東京ステーションギャラリーの
「藤田嗣治 絵画と写真」展に行ってきました。
藤田嗣治 単独の展覧会に行ったのは初めてでした。
同じ日に三菱一号館美術館でやっている「ルノワール×セザンヌ―モダンを拓いた2人の巨匠」を観に行っていて、

同じ東京駅で開催されているならこちらも覗いてみようかな、という軽いノリで参戦しました。
藤田嗣治の「絵画」作品は、これまで展覧会で何点か観たことはありました。
しかし、彼の「写真」となると、もしかしたら一度も観たことがなかったかもしれません。
生涯にわたって数千枚にもおよぶ写真を撮っていた画家だと知って非常に驚きました。
この記事では美術展の備忘録として作品写真と共に展覧会の内容と感想を書いています。 ネタバレを避けてグッズなどの展覧会情報だけを知りたい方は「藤田嗣治 絵画と写真 情報」までジャンプしてください。 |
「藤田嗣治 絵画と写真」 感想
展示構成(絵画と写真の割合)
"絵画と写真"というタイトルになっていますが、私の体感だと「絵画<<<<写真」と、圧倒的に写真の展示が多く感じました。
私自身が写真より絵画のほうが好きなので、そう思えてしまっただけかもしれません。
しかし、展示方法としては「写真」と「写真を参考に描かれた絵画」とが並んでいて、写真と絵画とを見比べられる構成になっていたので、大変わかりやすく鑑賞できました。
とはいえ、これまで藤田嗣治に関わらず絵画の展覧会はたくさん観てきましたが、写真の展覧会となるとほとんど行ったことがなくて。
カメラの知識も全然ありませんので、本展の感想は短めになっています。
藤田嗣治、ざっくり年表
ボリス・リプニツキ《藤田嗣治》1925年頃 シャーマン・コレクション(河村泳静氏所蔵/伊達市教育委員会寄託)
藤田嗣治 / レオナール・フジタ
1886~1968年(没年81歳)

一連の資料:
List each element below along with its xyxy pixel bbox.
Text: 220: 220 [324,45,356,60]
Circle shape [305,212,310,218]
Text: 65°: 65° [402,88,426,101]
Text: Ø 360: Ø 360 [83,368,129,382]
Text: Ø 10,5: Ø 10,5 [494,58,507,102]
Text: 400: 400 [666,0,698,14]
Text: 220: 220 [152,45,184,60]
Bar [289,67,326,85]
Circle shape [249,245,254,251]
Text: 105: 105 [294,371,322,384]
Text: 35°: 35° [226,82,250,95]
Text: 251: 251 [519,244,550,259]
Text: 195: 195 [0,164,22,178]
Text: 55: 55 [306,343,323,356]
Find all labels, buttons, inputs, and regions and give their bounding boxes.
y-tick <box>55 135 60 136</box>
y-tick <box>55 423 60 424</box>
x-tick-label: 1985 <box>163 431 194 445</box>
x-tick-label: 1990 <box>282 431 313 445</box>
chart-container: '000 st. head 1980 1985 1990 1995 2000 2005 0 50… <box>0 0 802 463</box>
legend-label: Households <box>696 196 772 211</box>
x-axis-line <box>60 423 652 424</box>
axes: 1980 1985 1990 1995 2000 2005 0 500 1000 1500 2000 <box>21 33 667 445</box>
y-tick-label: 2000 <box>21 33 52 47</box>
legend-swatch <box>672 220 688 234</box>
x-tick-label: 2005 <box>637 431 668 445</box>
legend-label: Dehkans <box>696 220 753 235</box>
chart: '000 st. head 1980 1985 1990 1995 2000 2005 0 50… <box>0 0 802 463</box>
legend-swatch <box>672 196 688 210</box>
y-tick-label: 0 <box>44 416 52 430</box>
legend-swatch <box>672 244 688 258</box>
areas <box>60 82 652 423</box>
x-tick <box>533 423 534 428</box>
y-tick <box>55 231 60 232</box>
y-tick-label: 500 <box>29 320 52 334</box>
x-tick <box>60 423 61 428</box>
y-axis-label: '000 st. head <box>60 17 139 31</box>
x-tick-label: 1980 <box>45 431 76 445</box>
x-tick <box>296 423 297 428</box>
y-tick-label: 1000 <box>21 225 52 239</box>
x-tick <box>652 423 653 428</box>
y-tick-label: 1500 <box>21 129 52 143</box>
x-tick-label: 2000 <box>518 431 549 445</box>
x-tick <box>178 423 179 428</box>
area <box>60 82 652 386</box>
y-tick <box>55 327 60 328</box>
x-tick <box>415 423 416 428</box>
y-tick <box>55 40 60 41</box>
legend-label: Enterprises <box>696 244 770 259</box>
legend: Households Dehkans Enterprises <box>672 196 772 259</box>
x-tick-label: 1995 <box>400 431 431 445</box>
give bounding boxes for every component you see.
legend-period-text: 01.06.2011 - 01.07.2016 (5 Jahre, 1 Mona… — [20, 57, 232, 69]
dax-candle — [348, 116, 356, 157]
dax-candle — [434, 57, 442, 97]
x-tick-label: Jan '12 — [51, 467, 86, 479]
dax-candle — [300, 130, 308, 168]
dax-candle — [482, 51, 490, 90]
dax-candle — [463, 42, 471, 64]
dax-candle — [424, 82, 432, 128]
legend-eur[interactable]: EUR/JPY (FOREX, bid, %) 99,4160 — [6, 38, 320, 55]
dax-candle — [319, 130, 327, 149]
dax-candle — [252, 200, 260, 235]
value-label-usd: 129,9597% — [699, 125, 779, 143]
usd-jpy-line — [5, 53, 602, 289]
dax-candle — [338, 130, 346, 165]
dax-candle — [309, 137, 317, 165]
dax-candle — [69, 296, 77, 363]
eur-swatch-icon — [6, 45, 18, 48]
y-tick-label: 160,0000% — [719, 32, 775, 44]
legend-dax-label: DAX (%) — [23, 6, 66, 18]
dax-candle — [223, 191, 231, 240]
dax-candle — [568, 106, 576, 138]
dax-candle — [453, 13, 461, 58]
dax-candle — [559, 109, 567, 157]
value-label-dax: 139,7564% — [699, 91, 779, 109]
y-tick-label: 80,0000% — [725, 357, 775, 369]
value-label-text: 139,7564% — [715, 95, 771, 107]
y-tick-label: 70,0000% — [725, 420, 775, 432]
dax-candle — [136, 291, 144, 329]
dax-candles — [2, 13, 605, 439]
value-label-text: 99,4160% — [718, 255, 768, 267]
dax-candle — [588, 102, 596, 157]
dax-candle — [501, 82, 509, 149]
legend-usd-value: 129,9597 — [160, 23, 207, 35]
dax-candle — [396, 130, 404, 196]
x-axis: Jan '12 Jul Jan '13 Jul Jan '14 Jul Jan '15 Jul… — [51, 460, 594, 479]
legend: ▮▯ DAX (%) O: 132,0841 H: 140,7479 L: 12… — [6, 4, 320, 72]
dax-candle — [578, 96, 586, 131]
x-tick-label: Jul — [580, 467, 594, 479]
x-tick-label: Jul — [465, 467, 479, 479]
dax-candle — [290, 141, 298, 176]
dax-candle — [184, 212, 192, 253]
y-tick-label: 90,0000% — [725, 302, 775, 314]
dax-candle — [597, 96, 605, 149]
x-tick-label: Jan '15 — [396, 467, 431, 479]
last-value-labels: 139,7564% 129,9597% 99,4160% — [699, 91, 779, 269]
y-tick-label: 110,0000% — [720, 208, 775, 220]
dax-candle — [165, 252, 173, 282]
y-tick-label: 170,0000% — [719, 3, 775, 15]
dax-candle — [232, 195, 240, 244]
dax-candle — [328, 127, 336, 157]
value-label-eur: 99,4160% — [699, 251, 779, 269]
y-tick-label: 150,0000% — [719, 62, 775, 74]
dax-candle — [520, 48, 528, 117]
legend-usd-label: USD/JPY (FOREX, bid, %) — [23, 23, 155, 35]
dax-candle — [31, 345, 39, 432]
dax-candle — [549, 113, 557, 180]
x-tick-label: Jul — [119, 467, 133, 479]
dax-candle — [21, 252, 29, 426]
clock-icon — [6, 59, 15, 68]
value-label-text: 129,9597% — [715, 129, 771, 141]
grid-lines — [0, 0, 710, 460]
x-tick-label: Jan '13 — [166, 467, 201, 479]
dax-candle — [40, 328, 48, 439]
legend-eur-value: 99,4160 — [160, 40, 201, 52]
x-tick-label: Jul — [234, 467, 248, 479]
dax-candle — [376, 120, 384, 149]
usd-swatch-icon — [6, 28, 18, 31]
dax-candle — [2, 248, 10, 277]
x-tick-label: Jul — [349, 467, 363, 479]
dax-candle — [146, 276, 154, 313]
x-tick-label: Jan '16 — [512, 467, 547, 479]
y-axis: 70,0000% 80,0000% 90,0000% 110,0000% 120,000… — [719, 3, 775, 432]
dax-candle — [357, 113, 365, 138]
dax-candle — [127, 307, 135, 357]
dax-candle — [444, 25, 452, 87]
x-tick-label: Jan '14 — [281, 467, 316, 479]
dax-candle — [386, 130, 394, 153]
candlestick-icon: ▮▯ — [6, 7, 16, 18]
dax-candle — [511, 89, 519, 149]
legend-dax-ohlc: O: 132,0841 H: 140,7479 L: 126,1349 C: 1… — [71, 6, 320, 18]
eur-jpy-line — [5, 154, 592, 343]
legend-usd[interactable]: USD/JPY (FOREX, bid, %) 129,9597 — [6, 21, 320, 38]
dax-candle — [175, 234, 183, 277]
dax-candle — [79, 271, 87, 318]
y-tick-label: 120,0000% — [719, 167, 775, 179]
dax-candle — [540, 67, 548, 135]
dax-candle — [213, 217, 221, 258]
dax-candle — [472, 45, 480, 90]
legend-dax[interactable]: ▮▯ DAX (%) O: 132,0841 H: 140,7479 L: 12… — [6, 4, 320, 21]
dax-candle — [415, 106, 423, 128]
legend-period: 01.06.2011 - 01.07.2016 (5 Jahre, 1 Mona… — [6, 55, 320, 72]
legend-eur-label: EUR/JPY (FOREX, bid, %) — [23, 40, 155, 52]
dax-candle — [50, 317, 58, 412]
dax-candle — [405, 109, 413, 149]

課題一覧:
A) 藤田嗣治展の記事のうち、「藤田嗣治 単独の展覧会に行ったのは初めてでした。」から「ほとんど行ったことがなくて。」まで(両端を含む)を、「展覧会」を「展示会」に置き換えて書き直しなさい。
B) 藤田嗣治展の記事について、次の問いに答えなさい。
(i) 同じ日に三菱一号館美術館で観た展覧会の名前は何か。
(ii) 藤田嗣治が生涯に撮った写真はどれほどの枚数におよぶか。
(iii) 藤田嗣治の生没年はいつか。
資料は使わなくてよい。

解答:
A)
藤田嗣治 単独の展示会に行ったのは初めてでした。
同じ日に三菱一号館美術館でやっている「ルノワール×セザンヌ―モダンを拓いた2人の巨匠」を観に行っていて、

同じ東京駅で開催されているならこちらも覗いてみようかな、という軽いノリで参戦しました。
藤田嗣治の「絵画」作品は、これまで展示会で何点か観たことはありました。
しかし、彼の「写真」となると、もしかしたら一度も観たことがなかったかもしれません。
生涯にわたって数千枚にもおよぶ写真を撮っていた画家だと知って非常に驚きました。
この記事では美術展の備忘録として作品写真と共に展示会の内容と感想を書いています。 ネタバレを避けてグッズなどの展示会情報だけを知りたい方は「藤田嗣治 絵画と写真 情報」までジャンプしてください。 |
「藤田嗣治 絵画と写真」 感想
展示構成(絵画と写真の割合)
"絵画と写真"というタイトルになっていますが、私の体感だと「絵画<<<<写真」と、圧倒的に写真の展示が多く感じました。
私自身が写真より絵画のほうが好きなので、そう思えてしまっただけかもしれません。
しかし、展示方法としては「写真」と「写真を参考に描かれた絵画」とが並んでいて、写真と絵画とを見比べられる構成になっていたので、大変わかりやすく鑑賞できました。
とはいえ、これまで藤田嗣治に関わらず絵画の展示会はたくさん観てきましたが、写真の展示会となるとほとんど行ったことがなくて。

B)
(i) 「ルノワール×セザンヌ―モダンを拓いた2人の巨匠」
(ii) 数千枚
(iii) 1886~1968年